> **SOURCE DOCUMENT**:
WALSENBURG- The students sat around a large table in a darkened room. The teacher and volunteer aide were helping the eight students work on a writing assignment. The students come together to work on a common project once or twice a day, but most of the time they work individually, at their own pace. The students are part of the Opportunity and Enrichment School in the RE-1 district. These students have their own space in the lower level of Washington School where the freedom to learn without many distractions, according to the students themselves, is the main benefit of the O & E school.
The eighth, ninth and tenth graders enrolled in the O & E this year speak highly of the program and how the school keeps them from dropping out. To get into O & E a student must fill out an application; it is a school of choice. The reasons for attending the alternative school are as varied as the students; the need to work, the need to graduate early, the need to take care of sick family members, the real or perceived feeling that they just don’t “fit-in” at a regular high school. Deb Nott, the school’s only teacher, chooses the students from the applications submitted. Nott is teacher, counselor and main proponent for her students. Flexibility is the key to success in the alternative school, not structure.
Since the O & E is for students who do not fit the “normal” school routine, the school day looks very different from a typical middle or high school. There are no bells, the students show up at 8 am and work through the day until dismissal time at 2 pm. If a student needs a break, he/she takes it when they need. Students snack or eat lunch when they want. The curriculum, WIN, is a computer based program which stresses job readiness, English, math and technology. A student can finish one level of the program in one or two days. Most of the lessons are done individually but some are done as group work, like the writing lesson mentioned above.
The location of Washington School in central Walsenburg makes it easy for students to go home to check on sick family, be close to the health department, the Crossroads Family Center and the courthouse. The students are also able to do special projects for downtown businesses, such as the survey conducted this spring for the Governor’s “Bottom Up” economic plan. The school’s location close to most of the businesses in town made the survey possible. The governor’s office commended the students for their work in making and conducting the survey. The students are also working on gathering information about local historic sites to include in the Trails Master Plan which will be published this year.

> **ACTIVITIES**:
1: Reproduce the passage of the article on the Opportunity and Enrichment School starting with "The eighth, ninth" and going on through "school, not structure.".
2: Continue the article on the Opportunity and Enrichment School from the point at which it ends.

Dataset records
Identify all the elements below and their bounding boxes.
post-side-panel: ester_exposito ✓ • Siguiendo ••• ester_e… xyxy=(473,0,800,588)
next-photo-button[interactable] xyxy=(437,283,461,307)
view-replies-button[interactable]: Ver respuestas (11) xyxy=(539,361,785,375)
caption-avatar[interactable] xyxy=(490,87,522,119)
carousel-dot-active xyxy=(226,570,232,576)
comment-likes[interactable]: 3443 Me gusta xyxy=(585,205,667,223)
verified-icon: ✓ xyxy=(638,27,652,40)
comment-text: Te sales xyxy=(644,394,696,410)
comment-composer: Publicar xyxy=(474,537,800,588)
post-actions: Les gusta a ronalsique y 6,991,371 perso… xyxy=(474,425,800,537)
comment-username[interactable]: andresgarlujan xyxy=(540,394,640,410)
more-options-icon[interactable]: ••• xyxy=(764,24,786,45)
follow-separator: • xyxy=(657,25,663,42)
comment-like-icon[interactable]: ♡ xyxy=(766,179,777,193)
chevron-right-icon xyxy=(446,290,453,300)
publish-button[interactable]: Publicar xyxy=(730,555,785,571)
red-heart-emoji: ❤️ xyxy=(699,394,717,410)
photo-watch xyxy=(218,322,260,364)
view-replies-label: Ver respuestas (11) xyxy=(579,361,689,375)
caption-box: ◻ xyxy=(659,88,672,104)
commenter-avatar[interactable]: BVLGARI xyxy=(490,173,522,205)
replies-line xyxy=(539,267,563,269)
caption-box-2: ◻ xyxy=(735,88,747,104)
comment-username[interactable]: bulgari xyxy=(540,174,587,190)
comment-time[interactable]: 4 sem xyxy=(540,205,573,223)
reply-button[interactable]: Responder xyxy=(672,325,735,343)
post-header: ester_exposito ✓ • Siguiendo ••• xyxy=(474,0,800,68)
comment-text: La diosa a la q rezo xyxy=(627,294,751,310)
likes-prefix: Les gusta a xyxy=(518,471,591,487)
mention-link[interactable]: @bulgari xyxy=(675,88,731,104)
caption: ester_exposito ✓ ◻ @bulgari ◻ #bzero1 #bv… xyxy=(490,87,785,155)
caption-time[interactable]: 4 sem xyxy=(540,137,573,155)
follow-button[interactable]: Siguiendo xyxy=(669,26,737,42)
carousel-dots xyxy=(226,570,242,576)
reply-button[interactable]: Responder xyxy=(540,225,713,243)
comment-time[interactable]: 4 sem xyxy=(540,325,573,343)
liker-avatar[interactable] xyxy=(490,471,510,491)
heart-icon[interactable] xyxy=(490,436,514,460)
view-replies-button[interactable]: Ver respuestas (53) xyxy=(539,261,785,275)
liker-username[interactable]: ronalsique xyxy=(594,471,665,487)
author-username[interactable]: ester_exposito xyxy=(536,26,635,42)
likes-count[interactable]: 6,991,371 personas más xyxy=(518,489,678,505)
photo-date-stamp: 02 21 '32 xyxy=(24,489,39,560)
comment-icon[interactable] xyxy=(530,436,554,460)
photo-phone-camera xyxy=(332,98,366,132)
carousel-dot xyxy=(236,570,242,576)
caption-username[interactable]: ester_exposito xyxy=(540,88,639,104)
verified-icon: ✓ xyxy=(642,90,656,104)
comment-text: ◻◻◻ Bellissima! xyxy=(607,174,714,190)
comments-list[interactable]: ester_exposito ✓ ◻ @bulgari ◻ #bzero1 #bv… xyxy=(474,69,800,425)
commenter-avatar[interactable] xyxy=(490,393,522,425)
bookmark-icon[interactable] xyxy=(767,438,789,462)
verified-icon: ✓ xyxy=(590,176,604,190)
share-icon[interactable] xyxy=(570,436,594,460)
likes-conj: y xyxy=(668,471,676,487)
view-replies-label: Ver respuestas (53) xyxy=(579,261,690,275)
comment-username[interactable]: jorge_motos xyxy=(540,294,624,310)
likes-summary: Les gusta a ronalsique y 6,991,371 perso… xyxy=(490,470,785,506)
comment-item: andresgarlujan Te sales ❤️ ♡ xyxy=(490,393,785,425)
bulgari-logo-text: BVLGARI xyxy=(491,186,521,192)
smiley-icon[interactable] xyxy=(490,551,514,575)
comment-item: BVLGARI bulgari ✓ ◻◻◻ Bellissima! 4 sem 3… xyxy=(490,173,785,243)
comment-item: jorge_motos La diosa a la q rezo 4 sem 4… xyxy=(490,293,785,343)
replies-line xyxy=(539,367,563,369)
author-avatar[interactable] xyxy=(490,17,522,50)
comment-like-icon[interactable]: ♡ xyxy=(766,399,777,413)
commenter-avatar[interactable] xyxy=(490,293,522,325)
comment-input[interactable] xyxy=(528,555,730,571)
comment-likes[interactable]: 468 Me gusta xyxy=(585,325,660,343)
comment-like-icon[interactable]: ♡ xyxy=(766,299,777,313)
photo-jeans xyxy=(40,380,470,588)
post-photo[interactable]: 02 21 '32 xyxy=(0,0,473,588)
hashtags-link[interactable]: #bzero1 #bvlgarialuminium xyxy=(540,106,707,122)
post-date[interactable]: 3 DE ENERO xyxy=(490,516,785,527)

> **RESPONSES TO THE EXERCISE**:
1:
The eighth, ninth and tenth graders enrolled in the O & E this year speak highly of the program and how the school keeps them from dropping out. To get into O & E a student must fill out an application; it is a school of choice. The reasons for attending the alternative school are as varied as the students; the need to work, the need to graduate early, the need to take care of sick family members, the real or perceived feeling that they just don’t “fit-in” at a regular high school. Deb Nott, the school’s only teacher, chooses the students from the applications submitted. Nott is teacher, counselor and main proponent for her students. Flexibility is the key to success in the alternative school, not structure.

2:
Since O & E is apparently unstructured, there is some perception among school personnel and others in the community who feel it isn’t a “real” school; that the students are not receiving the proper education. The detractors of O & E also point to the high truancy and drop out rate and the few number of students who are served by the school each year. Nott prefers to look at the successes of the school. During the five years it has been in existence, four students have graduated, many more have earned their GED’s and some have returned to John Mall High School to complete their schooling. Without the O & E the four graduates and the others that completed their GED’s, would probably not finished school at all. These successes, Nott says, is what the school district should consider before doing away with the school.
The future of O & E is up in the air. The financially strapped school district has to cut somewhere; the alternative school, which currently has nine students enrolled, is targeted to be cut. A more modest alternative school program is proposed for next year. The current plans are to have the O & E in the west wing of John Mall High School. None of the current O & E students are pleased with the board’s decision, they contend the environment at John Mall is too distracting for them, and they learn better in their own “space.” Most of the students said they will not attend school if it is held at John Mall.